#### Brano fornito
+++

Per molti anni, ancora prima dell’arrivo di Donald Trump alla Casa Bianca, l’appartenenza politica degli elettori americani si è rafforzata attraverso linee identitarie. «L’altra parte non è più solo l’opposizione, ma il nemico; e la politica non è più trovare compromessi che possano affrontare problemi comuni, ma vincere una guerra per la propria fazione», scrive su Foreign Affairs Isabel Sawhill, senior Fellow del Brookings Institution.

I supporter di Trump

«C’è un gruppo di persone appartenente a movimenti di estrema destra in questo Paese che rifiuta di accettare il sistema elettorale. Lo ritiene corrotto e ha trovato nel presidente Trump un alleato», dice a Open l’ex vicepresidente del Carnegie Endowment for International Peace, Thomas Carothers, esperto di processi di democratizzazione. «Per questi gruppi – aggiunge – Trump ha sempre avuto un certo appeal, hanno sempre potuto contare su di lui nel loro tentativo di rigettare l’establishment». Nella folta schiera di più o meno dichiarati supporter di Trump che il 6 gennaio ha deciso di fare irruzione a Capitol Hill c’erano sostenitori della teoria di QAnon, persone vicine a gruppi neonazisti e suprematisti bianchi.

+++

#### Dati forniti
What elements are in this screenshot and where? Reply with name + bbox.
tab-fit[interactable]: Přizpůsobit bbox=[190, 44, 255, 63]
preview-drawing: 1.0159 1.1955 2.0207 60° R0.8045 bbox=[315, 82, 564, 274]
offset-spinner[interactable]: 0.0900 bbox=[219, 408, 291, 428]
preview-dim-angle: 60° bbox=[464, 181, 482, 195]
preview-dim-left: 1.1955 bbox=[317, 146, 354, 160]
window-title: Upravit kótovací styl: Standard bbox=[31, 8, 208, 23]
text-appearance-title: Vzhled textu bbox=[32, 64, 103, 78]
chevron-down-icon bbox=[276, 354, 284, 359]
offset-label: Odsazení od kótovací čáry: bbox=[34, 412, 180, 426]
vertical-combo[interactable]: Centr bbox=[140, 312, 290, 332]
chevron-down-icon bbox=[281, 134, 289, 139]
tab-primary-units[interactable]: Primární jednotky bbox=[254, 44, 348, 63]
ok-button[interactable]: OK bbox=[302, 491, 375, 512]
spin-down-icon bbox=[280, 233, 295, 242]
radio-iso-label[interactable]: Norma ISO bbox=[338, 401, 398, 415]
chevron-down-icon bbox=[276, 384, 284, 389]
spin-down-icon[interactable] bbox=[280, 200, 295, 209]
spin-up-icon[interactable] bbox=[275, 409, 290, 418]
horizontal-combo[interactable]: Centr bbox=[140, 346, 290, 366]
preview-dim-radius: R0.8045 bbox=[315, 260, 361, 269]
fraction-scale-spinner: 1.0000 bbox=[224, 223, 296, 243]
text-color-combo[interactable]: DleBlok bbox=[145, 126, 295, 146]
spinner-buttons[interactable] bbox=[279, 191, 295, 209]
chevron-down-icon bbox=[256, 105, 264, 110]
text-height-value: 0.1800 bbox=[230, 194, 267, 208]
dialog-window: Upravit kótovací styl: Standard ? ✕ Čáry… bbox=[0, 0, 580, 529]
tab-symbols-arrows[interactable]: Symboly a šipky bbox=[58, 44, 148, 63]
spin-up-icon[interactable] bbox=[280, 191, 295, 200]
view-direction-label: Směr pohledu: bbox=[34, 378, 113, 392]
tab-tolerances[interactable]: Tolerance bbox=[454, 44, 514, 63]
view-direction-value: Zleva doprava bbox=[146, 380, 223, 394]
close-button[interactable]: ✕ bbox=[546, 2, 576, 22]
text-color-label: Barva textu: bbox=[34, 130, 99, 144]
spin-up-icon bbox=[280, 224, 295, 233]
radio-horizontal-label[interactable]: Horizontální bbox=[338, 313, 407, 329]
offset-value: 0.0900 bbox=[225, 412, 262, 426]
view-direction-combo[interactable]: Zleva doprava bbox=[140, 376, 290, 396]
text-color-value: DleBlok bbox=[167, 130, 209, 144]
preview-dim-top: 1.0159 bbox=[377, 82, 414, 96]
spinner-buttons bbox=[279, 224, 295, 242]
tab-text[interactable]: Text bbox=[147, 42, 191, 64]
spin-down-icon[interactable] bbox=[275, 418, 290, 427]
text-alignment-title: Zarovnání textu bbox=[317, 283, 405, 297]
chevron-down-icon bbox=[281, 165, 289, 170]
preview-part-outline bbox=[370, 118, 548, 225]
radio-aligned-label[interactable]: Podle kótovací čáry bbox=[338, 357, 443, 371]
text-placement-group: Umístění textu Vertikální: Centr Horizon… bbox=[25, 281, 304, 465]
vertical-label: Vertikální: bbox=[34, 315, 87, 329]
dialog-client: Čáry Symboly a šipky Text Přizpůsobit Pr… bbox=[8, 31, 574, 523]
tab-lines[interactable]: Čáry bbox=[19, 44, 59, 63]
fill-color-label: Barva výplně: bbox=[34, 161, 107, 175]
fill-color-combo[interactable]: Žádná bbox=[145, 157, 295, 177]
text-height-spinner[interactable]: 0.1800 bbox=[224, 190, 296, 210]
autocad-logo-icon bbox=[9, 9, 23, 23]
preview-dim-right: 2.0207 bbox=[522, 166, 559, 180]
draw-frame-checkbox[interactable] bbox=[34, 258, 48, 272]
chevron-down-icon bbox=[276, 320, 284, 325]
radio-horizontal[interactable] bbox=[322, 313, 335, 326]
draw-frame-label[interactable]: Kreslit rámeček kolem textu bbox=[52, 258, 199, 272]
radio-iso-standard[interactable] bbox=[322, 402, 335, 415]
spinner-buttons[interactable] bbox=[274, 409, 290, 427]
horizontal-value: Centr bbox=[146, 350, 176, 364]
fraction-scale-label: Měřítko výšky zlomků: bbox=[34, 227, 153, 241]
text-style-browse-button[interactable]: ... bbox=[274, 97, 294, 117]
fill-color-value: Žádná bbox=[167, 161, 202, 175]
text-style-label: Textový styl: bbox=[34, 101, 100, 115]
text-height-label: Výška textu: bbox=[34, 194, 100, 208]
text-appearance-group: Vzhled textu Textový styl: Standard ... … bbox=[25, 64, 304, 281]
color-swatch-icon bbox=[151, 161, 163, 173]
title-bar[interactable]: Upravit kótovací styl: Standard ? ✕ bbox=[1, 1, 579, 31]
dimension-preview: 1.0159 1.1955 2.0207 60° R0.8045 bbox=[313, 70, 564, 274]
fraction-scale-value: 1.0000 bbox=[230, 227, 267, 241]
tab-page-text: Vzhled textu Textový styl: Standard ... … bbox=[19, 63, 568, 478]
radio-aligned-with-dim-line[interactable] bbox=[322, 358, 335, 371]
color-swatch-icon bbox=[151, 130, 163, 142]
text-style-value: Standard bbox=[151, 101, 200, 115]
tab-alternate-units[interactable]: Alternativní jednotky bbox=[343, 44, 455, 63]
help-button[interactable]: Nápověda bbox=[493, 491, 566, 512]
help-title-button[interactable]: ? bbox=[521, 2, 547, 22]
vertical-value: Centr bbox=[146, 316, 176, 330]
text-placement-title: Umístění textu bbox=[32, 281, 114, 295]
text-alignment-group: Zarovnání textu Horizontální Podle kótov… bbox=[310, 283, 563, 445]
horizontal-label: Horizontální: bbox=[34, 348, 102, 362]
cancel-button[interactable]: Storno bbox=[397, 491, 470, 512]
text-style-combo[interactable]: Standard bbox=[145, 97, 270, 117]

+++

#### Compito da svolgere
Prosegui il brano sui sostenitori di Trump e sulla polarizzazione politica negli Stati Uniti, riprendendo subito dopo la sua ultima frase. I dati non hanno alcun legame con il brano.

#### Risultato dell'esercizio
Tutti gruppi a cui Trump in questi anni alla presidenza non ha mai negato il suo sostegno. Ma oltre al variegato universo Maga, c’è tutta una schiera di elettori e sostenitori politici che con toni e modi meno folcloristici sostengono le azioni di Capitol Hill. Secondo un sondaggio condotto da YouGov appena dopo l’assedio del Campidoglio, tra i repubblicani solo il 27% crede che gli eventi di ieri siano una minaccia per la democrazia. Il 45% crede invece che quanto successo a Washington sia in qualche modo, non solo legittimo, ma anche giustificato dal risultato non veritiero dell’elezione.

«I repubblicani continuano a ostentare un approccio di rigetto della legittimità del partito democratico come forza politica», dice Carothers. «Per Biden una delle sfide maggiori sarà proprio quella di trovare una forma produttiva di cooperazione con il GOP». Il 20 gennaio Biden si insedierà ufficialmente alla Casa Bianca e davanti avrà un Paese profondamente diviso e polarizzato dagli ultimi eventi: «C’è un gruppo numeroso di americani che continuerà a rigettare il risultato dell’elezione».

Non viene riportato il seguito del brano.